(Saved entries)

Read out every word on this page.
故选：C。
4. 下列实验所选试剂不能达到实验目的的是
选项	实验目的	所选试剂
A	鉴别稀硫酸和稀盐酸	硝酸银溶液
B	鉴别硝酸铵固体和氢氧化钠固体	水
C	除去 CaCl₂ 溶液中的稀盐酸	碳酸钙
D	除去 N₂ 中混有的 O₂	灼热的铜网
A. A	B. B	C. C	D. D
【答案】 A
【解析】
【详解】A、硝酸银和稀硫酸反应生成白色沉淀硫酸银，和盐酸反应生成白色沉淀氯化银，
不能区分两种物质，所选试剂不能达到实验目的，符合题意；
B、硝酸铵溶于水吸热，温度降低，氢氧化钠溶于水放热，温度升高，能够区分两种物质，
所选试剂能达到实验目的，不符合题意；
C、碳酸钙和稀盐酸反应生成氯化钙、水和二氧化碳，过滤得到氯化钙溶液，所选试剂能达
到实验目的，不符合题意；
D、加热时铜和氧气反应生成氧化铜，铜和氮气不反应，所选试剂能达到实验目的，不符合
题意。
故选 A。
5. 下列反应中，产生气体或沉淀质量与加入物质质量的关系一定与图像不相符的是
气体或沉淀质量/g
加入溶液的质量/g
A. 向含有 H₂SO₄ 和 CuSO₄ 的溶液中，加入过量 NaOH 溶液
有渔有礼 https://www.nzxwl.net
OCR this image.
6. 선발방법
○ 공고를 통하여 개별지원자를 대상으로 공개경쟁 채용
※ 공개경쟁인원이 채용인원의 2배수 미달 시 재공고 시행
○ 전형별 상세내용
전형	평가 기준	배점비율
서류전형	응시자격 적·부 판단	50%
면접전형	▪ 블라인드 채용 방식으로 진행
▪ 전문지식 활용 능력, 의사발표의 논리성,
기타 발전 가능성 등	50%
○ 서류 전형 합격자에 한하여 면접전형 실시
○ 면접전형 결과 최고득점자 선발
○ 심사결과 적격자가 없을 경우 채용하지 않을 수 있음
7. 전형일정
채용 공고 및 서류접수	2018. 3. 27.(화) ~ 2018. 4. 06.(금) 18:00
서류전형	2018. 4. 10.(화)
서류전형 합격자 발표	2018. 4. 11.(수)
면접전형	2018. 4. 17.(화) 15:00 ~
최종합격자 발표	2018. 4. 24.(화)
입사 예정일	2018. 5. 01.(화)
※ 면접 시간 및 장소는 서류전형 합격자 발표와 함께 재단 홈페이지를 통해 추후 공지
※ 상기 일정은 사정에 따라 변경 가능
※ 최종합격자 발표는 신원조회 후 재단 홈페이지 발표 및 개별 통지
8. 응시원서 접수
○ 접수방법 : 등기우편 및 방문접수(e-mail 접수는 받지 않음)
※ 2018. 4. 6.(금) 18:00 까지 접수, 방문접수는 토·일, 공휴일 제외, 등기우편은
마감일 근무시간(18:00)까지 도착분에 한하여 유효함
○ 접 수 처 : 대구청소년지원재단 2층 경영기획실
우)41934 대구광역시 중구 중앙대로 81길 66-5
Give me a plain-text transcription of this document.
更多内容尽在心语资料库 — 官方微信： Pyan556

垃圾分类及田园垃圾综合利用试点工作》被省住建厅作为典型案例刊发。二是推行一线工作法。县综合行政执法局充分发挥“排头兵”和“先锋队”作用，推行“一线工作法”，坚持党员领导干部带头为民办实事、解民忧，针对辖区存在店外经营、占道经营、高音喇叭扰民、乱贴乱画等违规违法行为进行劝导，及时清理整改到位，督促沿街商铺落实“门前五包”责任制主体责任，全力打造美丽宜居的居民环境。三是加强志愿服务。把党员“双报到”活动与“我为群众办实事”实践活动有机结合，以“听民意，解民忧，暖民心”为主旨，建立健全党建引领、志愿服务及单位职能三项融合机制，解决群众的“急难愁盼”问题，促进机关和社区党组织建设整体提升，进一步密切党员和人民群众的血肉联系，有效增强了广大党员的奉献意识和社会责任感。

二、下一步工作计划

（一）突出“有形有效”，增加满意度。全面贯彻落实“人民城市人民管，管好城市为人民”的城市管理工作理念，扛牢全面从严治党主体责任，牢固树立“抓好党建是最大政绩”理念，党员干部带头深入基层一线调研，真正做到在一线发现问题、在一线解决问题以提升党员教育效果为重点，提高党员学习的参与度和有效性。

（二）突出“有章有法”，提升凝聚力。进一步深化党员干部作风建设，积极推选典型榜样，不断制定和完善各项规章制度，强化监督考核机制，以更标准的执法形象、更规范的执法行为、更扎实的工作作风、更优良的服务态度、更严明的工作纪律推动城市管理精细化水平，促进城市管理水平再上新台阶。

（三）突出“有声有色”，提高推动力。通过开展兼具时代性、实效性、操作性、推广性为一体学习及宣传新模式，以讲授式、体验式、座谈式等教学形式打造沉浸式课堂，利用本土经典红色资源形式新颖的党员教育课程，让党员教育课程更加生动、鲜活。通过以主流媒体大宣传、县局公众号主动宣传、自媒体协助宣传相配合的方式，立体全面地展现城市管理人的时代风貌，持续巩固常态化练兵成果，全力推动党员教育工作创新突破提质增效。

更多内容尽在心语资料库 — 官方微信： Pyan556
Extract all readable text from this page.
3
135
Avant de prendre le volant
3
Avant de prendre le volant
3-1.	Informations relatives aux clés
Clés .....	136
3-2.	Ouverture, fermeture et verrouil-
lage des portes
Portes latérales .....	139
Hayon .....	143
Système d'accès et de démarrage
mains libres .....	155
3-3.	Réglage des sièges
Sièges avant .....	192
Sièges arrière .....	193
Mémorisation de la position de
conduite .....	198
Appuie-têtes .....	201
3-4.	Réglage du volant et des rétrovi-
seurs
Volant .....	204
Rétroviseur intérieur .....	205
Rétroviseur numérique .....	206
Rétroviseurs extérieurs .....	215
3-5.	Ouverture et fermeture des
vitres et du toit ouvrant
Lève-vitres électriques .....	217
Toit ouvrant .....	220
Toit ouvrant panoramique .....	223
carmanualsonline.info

(Aim of the task)
Look through the lines above and collect those with the word "fermeture".

(The response)
3-2.	Ouverture, fermeture et verrouil-
3-5.	Ouverture et fermeture des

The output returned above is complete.